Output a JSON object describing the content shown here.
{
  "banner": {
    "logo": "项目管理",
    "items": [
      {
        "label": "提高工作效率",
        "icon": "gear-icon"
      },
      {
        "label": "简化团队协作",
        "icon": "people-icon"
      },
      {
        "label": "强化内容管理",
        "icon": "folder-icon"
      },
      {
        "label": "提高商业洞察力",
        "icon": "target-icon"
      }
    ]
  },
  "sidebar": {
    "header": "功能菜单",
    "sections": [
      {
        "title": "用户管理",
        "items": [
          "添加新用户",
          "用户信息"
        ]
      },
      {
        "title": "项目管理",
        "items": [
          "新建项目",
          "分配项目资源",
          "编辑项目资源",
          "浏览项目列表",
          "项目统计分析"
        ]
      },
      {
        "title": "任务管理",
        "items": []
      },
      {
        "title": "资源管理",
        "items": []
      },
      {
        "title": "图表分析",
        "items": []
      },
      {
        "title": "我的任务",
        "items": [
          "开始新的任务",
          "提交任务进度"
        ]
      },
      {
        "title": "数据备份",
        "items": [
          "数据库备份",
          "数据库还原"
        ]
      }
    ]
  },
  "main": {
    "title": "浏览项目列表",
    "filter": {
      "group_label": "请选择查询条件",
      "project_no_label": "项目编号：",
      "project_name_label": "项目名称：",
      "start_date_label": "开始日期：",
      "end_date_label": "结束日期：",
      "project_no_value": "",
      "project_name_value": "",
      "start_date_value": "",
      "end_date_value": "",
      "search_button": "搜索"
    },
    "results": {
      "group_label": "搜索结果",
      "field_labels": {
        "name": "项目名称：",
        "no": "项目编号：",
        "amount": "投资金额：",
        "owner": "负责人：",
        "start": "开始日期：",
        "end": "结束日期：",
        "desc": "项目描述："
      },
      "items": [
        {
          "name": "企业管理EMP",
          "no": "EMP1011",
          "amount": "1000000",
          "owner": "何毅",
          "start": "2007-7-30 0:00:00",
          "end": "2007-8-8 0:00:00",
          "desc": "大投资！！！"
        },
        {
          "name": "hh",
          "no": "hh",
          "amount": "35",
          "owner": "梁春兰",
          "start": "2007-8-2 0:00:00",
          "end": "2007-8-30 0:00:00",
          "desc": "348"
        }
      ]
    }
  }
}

____

PROBLEM TO SOLVE
From the listing above, extract every line exactly as it stands.

TASK SOLUTION
Output a JSON object describing the content shown here.
{
  "banner": {
    "logo": "项目管理",
    "items": [
      {
        "label": "提高工作效率",
        "icon": "gear-icon"
      },
      {
        "label": "简化团队协作",
        "icon": "people-icon"
      },
      {
        "label": "强化内容管理",
        "icon": "folder-icon"
      },
      {
        "label": "提高商业洞察力",
        "icon": "target-icon"
      }
    ]
  },
  "sidebar": {
    "header": "功能菜单",
    "sections": [
      {
        "title": "用户管理",
        "items": [
          "添加新用户",
          "用户信息"
        ]
      },
      {
        "title": "项目管理",
        "items": [
          "新建项目",
          "分配项目资源",
          "编辑项目资源",
          "浏览项目列表",
          "项目统计分析"
        ]
      },
      {
        "title": "任务管理",
        "items": []
      },
      {
        "title": "资源管理",
        "items": []
      },
      {
        "title": "图表分析",
        "items": []
      },
      {
        "title": "我的任务",
        "items": [
          "开始新的任务",
          "提交任务进度"
        ]
      },
      {
        "title": "数据备份",
        "items": [
          "数据库备份",
          "数据库还原"
        ]
      }
    ]
  },
  "main": {
    "title": "浏览项目列表",
    "filter": {
      "group_label": "请选择查询条件",
      "project_no_label": "项目编号：",
      "project_name_label": "项目名称：",
      "start_date_label": "开始日期：",
      "end_date_label": "结束日期：",
      "project_no_value": "",
      "project_name_value": "",
      "start_date_value": "",
      "end_date_value": "",
      "search_button": "搜索"
    },
    "results": {
      "group_label": "搜索结果",
      "field_labels": {
        "name": "项目名称：",
        "no": "项目编号：",
        "amount": "投资金额：",
        "owner": "负责人：",
        "start": "开始日期：",
        "end": "结束日期：",
        "desc": "项目描述："
      },
      "items": [
        {
          "name": "企业管理EMP",
          "no": "EMP1011",
          "amount": "1000000",
          "owner": "何毅",
          "start": "2007-7-30 0:00:00",
          "end": "2007-8-8 0:00:00",
          "desc": "大投资！！！"
        },
        {
          "name": "hh",
          "no": "hh",
          "amount": "35",
          "owner": "梁春兰",
          "start": "2007-8-2 0:00:00",
          "end": "2007-8-30 0:00:00",
          "desc": "348"
        }
      ]
    }
  }
}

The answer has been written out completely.